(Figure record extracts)
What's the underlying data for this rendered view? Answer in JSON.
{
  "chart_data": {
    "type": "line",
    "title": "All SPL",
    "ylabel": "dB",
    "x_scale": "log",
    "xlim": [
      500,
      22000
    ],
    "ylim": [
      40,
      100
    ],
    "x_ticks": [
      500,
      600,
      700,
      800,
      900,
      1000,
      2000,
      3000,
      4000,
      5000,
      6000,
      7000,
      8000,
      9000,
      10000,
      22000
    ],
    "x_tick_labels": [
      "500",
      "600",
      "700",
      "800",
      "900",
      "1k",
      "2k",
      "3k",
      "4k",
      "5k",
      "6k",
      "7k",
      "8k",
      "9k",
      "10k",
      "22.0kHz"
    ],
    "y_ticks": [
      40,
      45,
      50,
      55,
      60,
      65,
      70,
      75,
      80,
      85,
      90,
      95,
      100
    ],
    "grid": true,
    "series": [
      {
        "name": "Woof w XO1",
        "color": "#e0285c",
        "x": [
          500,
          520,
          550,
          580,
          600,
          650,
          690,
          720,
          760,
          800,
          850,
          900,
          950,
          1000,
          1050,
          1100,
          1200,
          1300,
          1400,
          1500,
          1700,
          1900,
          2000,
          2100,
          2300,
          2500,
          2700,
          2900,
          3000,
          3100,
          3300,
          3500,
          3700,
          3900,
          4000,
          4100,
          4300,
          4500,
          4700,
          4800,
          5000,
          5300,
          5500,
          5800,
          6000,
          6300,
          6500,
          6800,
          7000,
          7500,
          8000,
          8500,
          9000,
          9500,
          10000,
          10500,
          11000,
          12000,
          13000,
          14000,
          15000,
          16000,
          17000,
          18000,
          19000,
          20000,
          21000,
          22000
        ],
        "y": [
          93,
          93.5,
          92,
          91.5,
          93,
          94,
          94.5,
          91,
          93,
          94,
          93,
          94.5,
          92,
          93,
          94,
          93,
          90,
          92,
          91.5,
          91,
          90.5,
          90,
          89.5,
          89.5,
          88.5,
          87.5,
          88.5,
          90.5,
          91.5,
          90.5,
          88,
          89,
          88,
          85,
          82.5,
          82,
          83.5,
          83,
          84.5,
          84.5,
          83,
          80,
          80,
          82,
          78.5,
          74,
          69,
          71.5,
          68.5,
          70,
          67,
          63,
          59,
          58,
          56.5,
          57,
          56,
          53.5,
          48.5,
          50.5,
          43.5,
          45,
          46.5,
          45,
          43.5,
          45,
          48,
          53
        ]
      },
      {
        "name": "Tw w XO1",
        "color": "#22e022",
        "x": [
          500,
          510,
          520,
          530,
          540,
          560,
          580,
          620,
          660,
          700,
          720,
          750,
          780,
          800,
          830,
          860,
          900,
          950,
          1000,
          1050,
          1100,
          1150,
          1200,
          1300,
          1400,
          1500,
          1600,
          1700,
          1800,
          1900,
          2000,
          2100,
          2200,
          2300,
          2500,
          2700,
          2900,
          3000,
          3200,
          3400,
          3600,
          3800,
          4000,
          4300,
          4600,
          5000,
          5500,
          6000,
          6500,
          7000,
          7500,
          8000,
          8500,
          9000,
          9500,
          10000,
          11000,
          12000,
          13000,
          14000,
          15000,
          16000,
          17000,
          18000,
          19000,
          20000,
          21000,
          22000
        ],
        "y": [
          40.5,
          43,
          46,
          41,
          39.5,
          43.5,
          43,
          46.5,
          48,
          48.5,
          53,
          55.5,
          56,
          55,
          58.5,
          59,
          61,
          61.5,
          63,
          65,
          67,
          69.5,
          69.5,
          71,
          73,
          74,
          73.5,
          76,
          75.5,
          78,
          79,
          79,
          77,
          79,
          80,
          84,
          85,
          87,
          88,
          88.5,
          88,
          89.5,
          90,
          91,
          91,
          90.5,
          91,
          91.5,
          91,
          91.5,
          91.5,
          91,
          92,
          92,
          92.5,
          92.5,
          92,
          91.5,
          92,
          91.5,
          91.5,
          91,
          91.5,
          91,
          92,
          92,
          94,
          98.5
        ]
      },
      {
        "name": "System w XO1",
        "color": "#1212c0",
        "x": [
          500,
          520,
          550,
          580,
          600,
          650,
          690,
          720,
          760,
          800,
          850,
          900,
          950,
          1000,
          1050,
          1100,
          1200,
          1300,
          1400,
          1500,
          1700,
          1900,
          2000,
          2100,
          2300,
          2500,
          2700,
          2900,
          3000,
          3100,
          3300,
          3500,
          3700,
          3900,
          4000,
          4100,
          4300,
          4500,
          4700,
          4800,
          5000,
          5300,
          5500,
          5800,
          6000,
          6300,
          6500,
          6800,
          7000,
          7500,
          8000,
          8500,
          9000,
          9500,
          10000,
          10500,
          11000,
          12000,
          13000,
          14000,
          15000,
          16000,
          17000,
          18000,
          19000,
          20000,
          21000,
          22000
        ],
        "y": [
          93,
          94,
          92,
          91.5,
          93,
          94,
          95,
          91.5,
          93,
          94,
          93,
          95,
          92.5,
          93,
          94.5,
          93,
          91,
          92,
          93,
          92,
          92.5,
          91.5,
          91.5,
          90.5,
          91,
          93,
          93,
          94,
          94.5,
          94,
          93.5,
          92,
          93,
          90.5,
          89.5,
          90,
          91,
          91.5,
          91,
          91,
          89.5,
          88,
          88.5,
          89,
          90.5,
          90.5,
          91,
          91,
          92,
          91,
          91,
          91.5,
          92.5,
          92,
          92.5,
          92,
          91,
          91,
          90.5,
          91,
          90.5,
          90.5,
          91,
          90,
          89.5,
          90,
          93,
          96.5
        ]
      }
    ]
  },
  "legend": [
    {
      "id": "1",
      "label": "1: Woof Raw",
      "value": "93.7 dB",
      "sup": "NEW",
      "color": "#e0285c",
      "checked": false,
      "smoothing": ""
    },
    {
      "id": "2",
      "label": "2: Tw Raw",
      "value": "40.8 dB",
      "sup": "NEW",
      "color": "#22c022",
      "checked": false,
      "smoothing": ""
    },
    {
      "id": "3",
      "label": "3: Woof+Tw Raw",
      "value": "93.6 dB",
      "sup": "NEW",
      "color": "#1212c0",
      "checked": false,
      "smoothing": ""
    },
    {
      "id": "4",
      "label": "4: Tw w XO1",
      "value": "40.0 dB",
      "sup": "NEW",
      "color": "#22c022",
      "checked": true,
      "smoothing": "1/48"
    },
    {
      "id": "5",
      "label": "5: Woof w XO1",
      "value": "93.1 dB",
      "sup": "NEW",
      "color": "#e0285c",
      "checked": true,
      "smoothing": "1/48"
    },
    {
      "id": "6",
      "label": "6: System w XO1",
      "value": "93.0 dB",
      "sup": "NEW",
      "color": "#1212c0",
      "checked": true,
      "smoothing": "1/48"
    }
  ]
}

* _AIM_:
Restate the records, all of them, precisely as written.

* _FULL OUTPUT_:
What's the underlying data for this rendered view? Answer in JSON.
{
  "chart_data": {
    "type": "line",
    "title": "All SPL",
    "ylabel": "dB",
    "x_scale": "log",
    "xlim": [
      500,
      22000
    ],
    "ylim": [
      40,
      100
    ],
    "x_ticks": [
      500,
      600,
      700,
      800,
      900,
      1000,
      2000,
      3000,
      4000,
      5000,
      6000,
      7000,
      8000,
      9000,
      10000,
      22000
    ],
    "x_tick_labels": [
      "500",
      "600",
      "700",
      "800",
      "900",
      "1k",
      "2k",
      "3k",
      "4k",
      "5k",
      "6k",
      "7k",
      "8k",
      "9k",
      "10k",
      "22.0kHz"
    ],
    "y_ticks": [
      40,
      45,
      50,
      55,
      60,
      65,
      70,
      75,
      80,
      85,
      90,
      95,
      100
    ],
    "grid": true,
    "series": [
      {
        "name": "Woof w XO1",
        "color": "#e0285c",
        "x": [
          500,
          520,
          550,
          580,
          600,
          650,
          690,
          720,
          760,
          800,
          850,
          900,
          950,
          1000,
          1050,
          1100,
          1200,
          1300,
          1400,
          1500,
          1700,
          1900,
          2000,
          2100,
          2300,
          2500,
          2700,
          2900,
          3000,
          3100,
          3300,
          3500,
          3700,
          3900,
          4000,
          4100,
          4300,
          4500,
          4700,
          4800,
          5000,
          5300,
          5500,
          5800,
          6000,
          6300,
          6500,
          6800,
          7000,
          7500,
          8000,
          8500,
          9000,
          9500,
          10000,
          10500,
          11000,
          12000,
          13000,
          14000,
          15000,
          16000,
          17000,
          18000,
          19000,
          20000,
          21000,
          22000
        ],
        "y": [
          93,
          93.5,
          92,
          91.5,
          93,
          94,
          94.5,
          91,
          93,
          94,
          93,
          94.5,
          92,
          93,
          94,
          93,
          90,
          92,
          91.5,
          91,
          90.5,
          90,
          89.5,
          89.5,
          88.5,
          87.5,
          88.5,
          90.5,
          91.5,
          90.5,
          88,
          89,
          88,
          85,
          82.5,
          82,
          83.5,
          83,
          84.5,
          84.5,
          83,
          80,
          80,
          82,
          78.5,
          74,
          69,
          71.5,
          68.5,
          70,
          67,
          63,
          59,
          58,
          56.5,
          57,
          56,
          53.5,
          48.5,
          50.5,
          43.5,
          45,
          46.5,
          45,
          43.5,
          45,
          48,
          53
        ]
      },
      {
        "name": "Tw w XO1",
        "color": "#22e022",
        "x": [
          500,
          510,
          520,
          530,
          540,
          560,
          580,
          620,
          660,
          700,
          720,
          750,
          780,
          800,
          830,
          860,
          900,
          950,
          1000,
          1050,
          1100,
          1150,
          1200,
          1300,
          1400,
          1500,
          1600,
          1700,
          1800,
          1900,
          2000,
          2100,
          2200,
          2300,
          2500,
          2700,
          2900,
          3000,
          3200,
          3400,
          3600,
          3800,
          4000,
          4300,
          4600,
          5000,
          5500,
          6000,
          6500,
          7000,
          7500,
          8000,
          8500,
          9000,
          9500,
          10000,
          11000,
          12000,
          13000,
          14000,
          15000,
          16000,
          17000,
          18000,
          19000,
          20000,
          21000,
          22000
        ],
        "y": [
          40.5,
          43,
          46,
          41,
          39.5,
          43.5,
          43,
          46.5,
          48,
          48.5,
          53,
          55.5,
          56,
          55,
          58.5,
          59,
          61,
          61.5,
          63,
          65,
          67,
          69.5,
          69.5,
          71,
          73,
          74,
          73.5,
          76,
          75.5,
          78,
          79,
          79,
          77,
          79,
          80,
          84,
          85,
          87,
          88,
          88.5,
          88,
          89.5,
          90,
          91,
          91,
          90.5,
          91,
          91.5,
          91,
          91.5,
          91.5,
          91,
          92,
          92,
          92.5,
          92.5,
          92,
          91.5,
          92,
          91.5,
          91.5,
          91,
          91.5,
          91,
          92,
          92,
          94,
          98.5
        ]
      },
      {
        "name": "System w XO1",
        "color": "#1212c0",
        "x": [
          500,
          520,
          550,
          580,
          600,
          650,
          690,
          720,
          760,
          800,
          850,
          900,
          950,
          1000,
          1050,
          1100,
          1200,
          1300,
          1400,
          1500,
          1700,
          1900,
          2000,
          2100,
          2300,
          2500,
          2700,
          2900,
          3000,
          3100,
          3300,
          3500,
          3700,
          3900,
          4000,
          4100,
          4300,
          4500,
          4700,
          4800,
          5000,
          5300,
          5500,
          5800,
          6000,
          6300,
          6500,
          6800,
          7000,
          7500,
          8000,
          8500,
          9000,
          9500,
          10000,
          10500,
          11000,
          12000,
          13000,
          14000,
          15000,
          16000,
          17000,
          18000,
          19000,
          20000,
          21000,
          22000
        ],
        "y": [
          93,
          94,
          92,
          91.5,
          93,
          94,
          95,
          91.5,
          93,
          94,
          93,
          95,
          92.5,
          93,
          94.5,
          93,
          91,
          92,
          93,
          92,
          92.5,
          91.5,
          91.5,
          90.5,
          91,
          93,
          93,
          94,
          94.5,
          94,
          93.5,
          92,
          93,
          90.5,
          89.5,
          90,
          91,
          91.5,
          91,
          91,
          89.5,
          88,
          88.5,
          89,
          90.5,
          90.5,
          91,
          91,
          92,
          91,
          91,
          91.5,
          92.5,
          92,
          92.5,
          92,
          91,
          91,
          90.5,
          91,
          90.5,
          90.5,
          91,
          90,
          89.5,
          90,
          93,
          96.5
        ]
      }
    ]
  },
  "legend": [
    {
      "id": "1",
      "label": "1: Woof Raw",
      "value": "93.7 dB",
      "sup": "NEW",
      "color": "#e0285c",
      "checked": false,
      "smoothing": ""
    },
    {
      "id": "2",
      "label": "2: Tw Raw",
      "value": "40.8 dB",
      "sup": "NEW",
      "color": "#22c022",
      "checked": false,
      "smoothing": ""
    },
    {
      "id": "3",
      "label": "3: Woof+Tw Raw",
      "value": "93.6 dB",
      "sup": "NEW",
      "color": "#1212c0",
      "checked": false,
      "smoothing": ""
    },
    {
      "id": "4",
      "label": "4: Tw w XO1",
      "value": "40.0 dB",
      "sup": "NEW",
      "color": "#22c022",
      "checked": true,
      "smoothing": "1/48"
    },
    {
      "id": "5",
      "label": "5: Woof w XO1",
      "value": "93.1 dB",
      "sup": "NEW",
      "color": "#e0285c",
      "checked": true,
      "smoothing": "1/48"
    },
    {
      "id": "6",
      "label": "6: System w XO1",
      "value": "93.0 dB",
      "sup": "NEW",
      "color": "#1212c0",
      "checked": true,
      "smoothing": "1/48"
    }
  ]
}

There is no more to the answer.